((

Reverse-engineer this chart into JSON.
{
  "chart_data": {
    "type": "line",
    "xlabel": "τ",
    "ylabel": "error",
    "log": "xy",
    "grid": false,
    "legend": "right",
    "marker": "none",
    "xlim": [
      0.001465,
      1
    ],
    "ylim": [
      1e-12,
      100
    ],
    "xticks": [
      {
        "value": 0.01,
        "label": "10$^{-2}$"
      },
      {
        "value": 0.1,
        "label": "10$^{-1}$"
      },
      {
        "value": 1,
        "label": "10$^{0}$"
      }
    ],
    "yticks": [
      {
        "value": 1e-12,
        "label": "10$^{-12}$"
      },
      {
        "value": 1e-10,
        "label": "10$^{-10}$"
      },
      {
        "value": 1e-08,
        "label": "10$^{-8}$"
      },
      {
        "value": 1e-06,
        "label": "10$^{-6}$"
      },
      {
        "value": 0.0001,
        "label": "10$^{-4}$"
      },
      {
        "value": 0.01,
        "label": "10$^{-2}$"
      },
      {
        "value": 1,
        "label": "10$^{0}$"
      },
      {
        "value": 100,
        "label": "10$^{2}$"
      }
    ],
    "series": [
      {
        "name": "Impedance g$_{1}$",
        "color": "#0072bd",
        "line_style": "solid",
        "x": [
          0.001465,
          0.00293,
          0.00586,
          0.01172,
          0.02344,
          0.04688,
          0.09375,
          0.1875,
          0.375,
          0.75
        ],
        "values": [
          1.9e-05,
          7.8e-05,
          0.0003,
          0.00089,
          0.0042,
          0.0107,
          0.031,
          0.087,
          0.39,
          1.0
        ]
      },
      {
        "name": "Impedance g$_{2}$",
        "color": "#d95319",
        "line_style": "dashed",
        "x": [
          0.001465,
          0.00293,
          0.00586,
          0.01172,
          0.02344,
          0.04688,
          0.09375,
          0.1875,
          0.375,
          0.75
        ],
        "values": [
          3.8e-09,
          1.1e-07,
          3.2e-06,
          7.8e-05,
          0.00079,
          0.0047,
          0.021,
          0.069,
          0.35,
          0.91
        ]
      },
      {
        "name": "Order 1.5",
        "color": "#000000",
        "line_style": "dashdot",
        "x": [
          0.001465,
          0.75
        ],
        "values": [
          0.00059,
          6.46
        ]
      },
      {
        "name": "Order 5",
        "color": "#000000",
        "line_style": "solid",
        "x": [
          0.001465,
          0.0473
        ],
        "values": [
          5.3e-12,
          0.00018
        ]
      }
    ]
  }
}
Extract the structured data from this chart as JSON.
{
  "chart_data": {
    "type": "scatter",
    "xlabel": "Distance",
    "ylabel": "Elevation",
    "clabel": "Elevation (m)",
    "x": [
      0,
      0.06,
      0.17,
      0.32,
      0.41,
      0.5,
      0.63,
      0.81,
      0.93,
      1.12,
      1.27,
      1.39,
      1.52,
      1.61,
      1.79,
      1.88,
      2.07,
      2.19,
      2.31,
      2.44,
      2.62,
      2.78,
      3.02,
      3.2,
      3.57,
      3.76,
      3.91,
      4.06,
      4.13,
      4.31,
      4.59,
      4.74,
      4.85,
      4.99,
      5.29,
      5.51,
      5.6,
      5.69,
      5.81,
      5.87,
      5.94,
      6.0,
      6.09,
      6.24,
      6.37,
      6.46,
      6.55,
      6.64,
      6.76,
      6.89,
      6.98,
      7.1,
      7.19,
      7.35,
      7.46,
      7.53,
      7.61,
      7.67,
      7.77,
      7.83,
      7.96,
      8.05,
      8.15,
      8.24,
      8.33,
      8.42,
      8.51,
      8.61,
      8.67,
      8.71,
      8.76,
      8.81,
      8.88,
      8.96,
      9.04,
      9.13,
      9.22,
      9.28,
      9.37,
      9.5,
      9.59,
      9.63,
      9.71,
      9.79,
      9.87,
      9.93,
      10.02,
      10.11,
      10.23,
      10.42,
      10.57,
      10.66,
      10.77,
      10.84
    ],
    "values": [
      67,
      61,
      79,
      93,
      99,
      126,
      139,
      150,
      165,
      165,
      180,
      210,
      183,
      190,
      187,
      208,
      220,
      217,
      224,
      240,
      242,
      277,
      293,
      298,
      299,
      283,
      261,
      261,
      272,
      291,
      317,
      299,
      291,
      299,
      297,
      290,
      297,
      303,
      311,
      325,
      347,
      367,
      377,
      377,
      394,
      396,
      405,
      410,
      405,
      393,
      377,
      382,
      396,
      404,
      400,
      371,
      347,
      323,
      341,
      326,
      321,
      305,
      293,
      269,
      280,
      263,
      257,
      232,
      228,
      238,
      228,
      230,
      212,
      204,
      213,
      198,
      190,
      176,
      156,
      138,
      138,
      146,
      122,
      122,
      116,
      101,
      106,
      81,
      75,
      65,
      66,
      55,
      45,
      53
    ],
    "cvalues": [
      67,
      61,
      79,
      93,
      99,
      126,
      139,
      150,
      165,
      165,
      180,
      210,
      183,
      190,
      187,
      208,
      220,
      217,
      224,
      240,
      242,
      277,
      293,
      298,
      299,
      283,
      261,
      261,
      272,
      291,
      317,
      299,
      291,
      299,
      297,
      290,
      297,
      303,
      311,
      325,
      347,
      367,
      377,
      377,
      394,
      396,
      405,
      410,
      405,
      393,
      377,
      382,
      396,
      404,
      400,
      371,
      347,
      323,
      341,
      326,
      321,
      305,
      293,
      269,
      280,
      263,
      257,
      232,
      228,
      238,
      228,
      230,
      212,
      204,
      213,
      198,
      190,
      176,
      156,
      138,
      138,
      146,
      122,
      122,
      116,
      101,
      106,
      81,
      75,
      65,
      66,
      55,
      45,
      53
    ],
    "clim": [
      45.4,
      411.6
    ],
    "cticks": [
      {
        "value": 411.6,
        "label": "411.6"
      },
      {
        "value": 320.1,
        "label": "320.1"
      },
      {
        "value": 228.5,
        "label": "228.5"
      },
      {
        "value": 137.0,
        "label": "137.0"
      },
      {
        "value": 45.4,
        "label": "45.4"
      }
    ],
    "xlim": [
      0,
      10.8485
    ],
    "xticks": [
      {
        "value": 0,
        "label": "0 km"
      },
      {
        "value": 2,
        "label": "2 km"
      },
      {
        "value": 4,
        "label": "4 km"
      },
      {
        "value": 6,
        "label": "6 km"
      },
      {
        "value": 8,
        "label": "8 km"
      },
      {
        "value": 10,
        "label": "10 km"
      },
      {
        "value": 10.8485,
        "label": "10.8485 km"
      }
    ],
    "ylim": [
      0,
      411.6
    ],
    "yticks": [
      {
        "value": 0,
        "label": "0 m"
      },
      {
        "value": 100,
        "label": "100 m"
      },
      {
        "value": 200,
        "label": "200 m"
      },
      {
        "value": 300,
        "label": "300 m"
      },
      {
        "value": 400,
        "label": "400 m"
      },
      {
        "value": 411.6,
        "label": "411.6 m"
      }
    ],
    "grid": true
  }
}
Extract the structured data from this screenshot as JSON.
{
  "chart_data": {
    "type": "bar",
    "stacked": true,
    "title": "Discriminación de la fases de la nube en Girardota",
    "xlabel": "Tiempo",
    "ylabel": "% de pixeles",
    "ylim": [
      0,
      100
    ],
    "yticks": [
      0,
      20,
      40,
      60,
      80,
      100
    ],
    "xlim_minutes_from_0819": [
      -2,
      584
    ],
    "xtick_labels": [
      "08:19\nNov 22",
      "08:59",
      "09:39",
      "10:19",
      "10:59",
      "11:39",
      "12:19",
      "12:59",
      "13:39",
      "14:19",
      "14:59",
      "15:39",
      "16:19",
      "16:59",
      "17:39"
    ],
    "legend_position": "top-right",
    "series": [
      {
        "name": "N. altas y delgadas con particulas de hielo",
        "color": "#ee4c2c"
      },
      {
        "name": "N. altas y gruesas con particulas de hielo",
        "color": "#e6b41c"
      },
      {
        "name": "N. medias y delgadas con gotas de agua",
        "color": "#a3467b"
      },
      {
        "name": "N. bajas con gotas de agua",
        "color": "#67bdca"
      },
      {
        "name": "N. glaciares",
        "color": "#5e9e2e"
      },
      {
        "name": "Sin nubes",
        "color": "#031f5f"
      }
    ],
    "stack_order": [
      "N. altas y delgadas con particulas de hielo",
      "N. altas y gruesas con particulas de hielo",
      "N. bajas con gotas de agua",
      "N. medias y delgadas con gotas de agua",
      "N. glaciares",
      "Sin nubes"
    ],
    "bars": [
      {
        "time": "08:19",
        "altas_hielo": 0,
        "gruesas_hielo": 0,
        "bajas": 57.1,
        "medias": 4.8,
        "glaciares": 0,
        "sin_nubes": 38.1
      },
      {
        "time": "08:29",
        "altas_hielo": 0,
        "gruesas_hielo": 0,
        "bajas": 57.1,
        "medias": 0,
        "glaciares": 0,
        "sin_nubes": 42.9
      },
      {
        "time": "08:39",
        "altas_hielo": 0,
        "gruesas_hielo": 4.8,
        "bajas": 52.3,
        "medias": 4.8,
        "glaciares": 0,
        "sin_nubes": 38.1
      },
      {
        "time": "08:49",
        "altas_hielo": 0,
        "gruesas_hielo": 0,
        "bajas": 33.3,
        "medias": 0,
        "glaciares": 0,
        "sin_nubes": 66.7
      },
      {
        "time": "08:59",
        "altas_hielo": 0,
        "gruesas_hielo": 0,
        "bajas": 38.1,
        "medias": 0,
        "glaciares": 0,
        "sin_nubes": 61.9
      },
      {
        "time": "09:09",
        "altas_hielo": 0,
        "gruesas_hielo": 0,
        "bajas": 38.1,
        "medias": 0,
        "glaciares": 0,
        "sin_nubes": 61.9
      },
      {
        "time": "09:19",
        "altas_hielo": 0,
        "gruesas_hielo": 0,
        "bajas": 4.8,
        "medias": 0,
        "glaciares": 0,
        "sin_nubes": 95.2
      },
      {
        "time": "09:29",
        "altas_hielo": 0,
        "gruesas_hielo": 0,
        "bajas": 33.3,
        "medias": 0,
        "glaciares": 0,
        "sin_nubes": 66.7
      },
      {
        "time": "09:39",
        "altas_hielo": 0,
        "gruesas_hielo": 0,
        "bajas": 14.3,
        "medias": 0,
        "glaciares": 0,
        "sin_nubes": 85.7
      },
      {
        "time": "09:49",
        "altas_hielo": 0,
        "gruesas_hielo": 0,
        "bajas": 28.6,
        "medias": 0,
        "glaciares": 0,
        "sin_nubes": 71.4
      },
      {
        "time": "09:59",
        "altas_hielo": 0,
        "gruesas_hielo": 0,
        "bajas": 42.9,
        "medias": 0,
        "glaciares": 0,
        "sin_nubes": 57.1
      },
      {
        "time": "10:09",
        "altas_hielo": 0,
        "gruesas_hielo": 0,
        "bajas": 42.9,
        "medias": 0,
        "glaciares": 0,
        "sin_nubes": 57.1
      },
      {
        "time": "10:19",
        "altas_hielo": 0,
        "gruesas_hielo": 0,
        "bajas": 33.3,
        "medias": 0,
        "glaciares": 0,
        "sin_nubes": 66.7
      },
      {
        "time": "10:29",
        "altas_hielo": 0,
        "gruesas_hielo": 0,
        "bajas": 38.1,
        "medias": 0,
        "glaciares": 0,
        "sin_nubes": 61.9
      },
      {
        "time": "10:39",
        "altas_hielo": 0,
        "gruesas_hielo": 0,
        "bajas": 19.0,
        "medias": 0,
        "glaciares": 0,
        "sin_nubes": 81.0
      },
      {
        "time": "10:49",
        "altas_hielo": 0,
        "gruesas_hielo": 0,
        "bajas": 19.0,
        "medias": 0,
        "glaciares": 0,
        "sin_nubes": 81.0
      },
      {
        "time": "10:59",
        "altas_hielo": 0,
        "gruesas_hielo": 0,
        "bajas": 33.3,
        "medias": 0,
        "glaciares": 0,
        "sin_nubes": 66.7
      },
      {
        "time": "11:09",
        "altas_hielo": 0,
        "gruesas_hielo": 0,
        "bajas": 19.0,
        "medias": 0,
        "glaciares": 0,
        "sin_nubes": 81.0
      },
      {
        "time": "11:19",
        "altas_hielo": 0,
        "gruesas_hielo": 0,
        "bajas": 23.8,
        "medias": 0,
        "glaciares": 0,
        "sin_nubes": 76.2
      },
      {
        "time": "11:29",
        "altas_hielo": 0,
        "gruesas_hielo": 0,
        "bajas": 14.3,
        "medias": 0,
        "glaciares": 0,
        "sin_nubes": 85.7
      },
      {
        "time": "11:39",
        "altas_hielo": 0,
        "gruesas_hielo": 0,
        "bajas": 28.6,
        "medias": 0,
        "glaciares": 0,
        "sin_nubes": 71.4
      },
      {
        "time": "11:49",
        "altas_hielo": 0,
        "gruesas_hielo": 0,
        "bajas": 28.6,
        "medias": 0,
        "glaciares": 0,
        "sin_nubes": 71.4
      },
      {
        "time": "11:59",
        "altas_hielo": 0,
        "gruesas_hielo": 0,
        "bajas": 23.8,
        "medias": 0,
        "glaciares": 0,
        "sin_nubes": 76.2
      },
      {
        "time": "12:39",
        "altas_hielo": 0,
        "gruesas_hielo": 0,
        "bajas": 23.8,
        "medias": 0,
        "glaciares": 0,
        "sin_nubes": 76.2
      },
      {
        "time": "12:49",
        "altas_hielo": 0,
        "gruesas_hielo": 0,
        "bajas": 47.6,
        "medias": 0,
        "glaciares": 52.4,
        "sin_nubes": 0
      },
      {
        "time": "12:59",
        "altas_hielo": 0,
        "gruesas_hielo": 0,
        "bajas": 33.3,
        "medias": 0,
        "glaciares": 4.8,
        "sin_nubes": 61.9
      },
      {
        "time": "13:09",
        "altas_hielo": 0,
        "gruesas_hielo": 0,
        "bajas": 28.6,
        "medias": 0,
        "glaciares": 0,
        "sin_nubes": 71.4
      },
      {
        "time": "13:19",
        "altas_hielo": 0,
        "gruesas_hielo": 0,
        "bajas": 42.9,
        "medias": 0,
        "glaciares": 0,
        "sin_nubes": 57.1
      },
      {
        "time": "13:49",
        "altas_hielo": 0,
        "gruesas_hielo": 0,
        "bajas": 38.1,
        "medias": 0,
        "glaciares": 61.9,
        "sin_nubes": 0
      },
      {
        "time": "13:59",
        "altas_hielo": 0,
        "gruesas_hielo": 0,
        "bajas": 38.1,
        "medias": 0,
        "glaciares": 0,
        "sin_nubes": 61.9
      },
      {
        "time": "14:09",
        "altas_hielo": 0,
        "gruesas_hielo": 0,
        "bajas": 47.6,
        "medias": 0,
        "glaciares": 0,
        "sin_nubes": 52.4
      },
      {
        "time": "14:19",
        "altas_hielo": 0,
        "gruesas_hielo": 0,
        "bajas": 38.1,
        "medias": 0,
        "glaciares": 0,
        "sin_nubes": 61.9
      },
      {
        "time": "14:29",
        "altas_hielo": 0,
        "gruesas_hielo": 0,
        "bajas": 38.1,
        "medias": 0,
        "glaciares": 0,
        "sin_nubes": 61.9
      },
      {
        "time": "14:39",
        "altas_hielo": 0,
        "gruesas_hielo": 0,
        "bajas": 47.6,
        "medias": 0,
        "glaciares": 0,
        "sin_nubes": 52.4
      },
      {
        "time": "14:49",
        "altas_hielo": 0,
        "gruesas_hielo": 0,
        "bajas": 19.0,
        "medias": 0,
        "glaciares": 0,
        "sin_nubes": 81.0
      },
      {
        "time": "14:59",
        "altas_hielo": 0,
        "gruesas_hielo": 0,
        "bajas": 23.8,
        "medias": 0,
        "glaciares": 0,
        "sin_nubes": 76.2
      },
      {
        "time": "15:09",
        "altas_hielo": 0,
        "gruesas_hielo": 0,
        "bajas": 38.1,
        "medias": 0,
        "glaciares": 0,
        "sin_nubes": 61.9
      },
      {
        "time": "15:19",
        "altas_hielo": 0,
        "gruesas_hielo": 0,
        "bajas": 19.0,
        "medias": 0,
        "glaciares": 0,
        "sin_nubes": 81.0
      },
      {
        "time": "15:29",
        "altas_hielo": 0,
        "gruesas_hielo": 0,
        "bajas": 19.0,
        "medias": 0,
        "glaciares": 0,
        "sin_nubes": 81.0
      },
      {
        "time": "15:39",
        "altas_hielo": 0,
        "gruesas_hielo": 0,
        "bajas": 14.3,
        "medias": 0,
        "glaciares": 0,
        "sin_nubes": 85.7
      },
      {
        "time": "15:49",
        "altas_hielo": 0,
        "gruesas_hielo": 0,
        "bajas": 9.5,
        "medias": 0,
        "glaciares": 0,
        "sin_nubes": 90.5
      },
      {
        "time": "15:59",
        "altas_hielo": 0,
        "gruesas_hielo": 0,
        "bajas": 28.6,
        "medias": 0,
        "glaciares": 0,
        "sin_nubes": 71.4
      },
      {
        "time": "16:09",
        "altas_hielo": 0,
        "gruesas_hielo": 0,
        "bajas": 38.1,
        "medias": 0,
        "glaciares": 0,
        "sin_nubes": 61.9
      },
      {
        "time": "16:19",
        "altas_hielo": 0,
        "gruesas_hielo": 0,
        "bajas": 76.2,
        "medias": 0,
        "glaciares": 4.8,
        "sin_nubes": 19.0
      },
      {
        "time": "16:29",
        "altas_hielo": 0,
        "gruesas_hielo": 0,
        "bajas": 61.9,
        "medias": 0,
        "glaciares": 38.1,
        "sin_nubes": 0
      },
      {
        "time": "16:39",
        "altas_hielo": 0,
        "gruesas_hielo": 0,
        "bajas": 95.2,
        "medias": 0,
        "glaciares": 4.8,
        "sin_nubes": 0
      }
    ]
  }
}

))

[TO DO]: In how many lines of the data does the string "agua" appear? Give only the number.

[RESPONSE]: 4